Texto extraído:
== == ==

Os filmes de gênero não costumam ser cultivados no Brasil pelo chamado “cinema de autor”, isto é, por aquele cinema cujas pretensões vão além do entretenimento imediato e impessoal. No caso do terror, as exceções confirmam a regra: os filmes do Zé do Caixão e o “terrir” paródico de Ivan Cardoso são praticamente gêneros em si mesmos, sem descendentes.
É nesta seara pouco explorada que Marco Dutra parece disposto a se embrenhar. Se seu longa de estreia, Trabalhar cansa (codirigido por Juliana Rojas), tangenciava o suspense e o horror, como que tateando o terreno, em Quando eu era vivo ele mergulha fundo no gênero, manipulando de modo muito pessoal suas regras e convenções.
http://www.youtube.com/watch?v=Nrf6R1nwSxM
Uma sinopse possível, sem prejudicar as surpresas e descobertas do espectador, seria a seguinte: depois de se separar da mulher, Júnior (Marat Descartes, extraordinário), um homem na faixa dos trinta, volta à casa do pai viúvo (Antônio Fagundes), o mesmo apartamento paulistano em que passou a infância. Só que agora o quarto em que ele e o irmão dormiam está ocupado por uma hóspede, a estudante de música Bruna (Sandy), que veio de Avaré. Júnior fica na sala.
Signos do passado
Aos poucos, o personagem vai explorando o apartamento, reencontrando em seus recônditos as marcas de um passado muito forte e, ao que tudo indica, sinistro. Com sua ajuda, é como se a própria casa retomasse seus direitos, ou antes sua vida anterior, sob a égide da figura da mãe (Helena Albergaria). Esta é onipresente nas lembranças do filho – resgatadas em fitas VHS e em objetos escondidos pelo apartamento – e também em seus sonhos, aliás apresentados com uma textura semelhante à dos velhos vídeos.
É com inteligência e sutileza que Dutra (inspirado no romance A arte de produzir efeito sem causa, de Lourenço Mutarelli) traça ao mesmo tempo a trajetória (para)psicológica de Júnior, reconstrói fragmentariamente o passado da família, redesenha o espaço da casa e lança os personagens em novos impasses.

== == ==

(Dados armazenados)
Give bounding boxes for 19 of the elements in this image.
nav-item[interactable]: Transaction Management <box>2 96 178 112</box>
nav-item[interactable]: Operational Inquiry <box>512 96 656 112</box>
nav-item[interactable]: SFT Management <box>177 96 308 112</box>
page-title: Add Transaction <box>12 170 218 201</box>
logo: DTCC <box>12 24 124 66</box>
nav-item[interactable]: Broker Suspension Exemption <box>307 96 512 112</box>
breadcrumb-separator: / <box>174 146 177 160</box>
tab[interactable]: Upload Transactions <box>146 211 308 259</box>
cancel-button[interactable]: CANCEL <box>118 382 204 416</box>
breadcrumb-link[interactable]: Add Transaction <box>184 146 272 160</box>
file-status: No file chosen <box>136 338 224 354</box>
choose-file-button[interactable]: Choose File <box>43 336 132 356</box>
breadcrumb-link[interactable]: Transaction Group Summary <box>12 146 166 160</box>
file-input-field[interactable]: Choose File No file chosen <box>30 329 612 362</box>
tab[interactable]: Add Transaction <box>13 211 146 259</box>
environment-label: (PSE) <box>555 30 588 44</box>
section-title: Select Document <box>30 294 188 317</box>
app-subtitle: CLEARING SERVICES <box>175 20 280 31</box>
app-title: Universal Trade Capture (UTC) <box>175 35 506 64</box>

== == ==

Lista de tarefas:
a. Segundo a resenha do filme Quando eu era vivo, de que cidade veio a estudante de música Bruna?
b. Escreva a continuação da resenha sobre o filme Quando eu era vivo, começando logo após o último parágrafo apresentado.
Os registros constituem um material à parte, independente do texto.

Respostas às tarefas:
a. De Avaré.

b.
Uma referência evidente (admitida como inspiração pelo próprio Marat Descartes em entrevista na Mostra de Cinema de Tiradentes, onde o filme teve sua primeira exibição pública) é a transformação do personagem de Jack Nicholson em O Iluminado, mas é lícito pensar também em certos filmes de Polanski, como Repulsa ao sexo, O bebê de Rosemary e sobretudo O inquilino, obras em que o ambiente parece tomar posse de seus ocupantes. O espaço físico como projeção dos personagens e vice-versa. Aqui, uma cena expressiva de O inquilino, obra-prima hoje meio esquecida:
http://www.youtube.com/watch?v=Sb-OKQjCnDw
O fato é que, assim como em todos os exemplos citados, em Quando eu era vivo parecemos trilhar um terreno no limiar entre o psicológico (ou psicótico) e o sobrenatural, entre o “aqui-agora” e o além. O sono da razão produzindo monstros, como na célebre frase de Goya. De certo modo é o próprio cinema que, por um par de horas, pode induzir esse sono da razão, propiciando a emergência do sonho, ainda que sob a forma de pesadelo.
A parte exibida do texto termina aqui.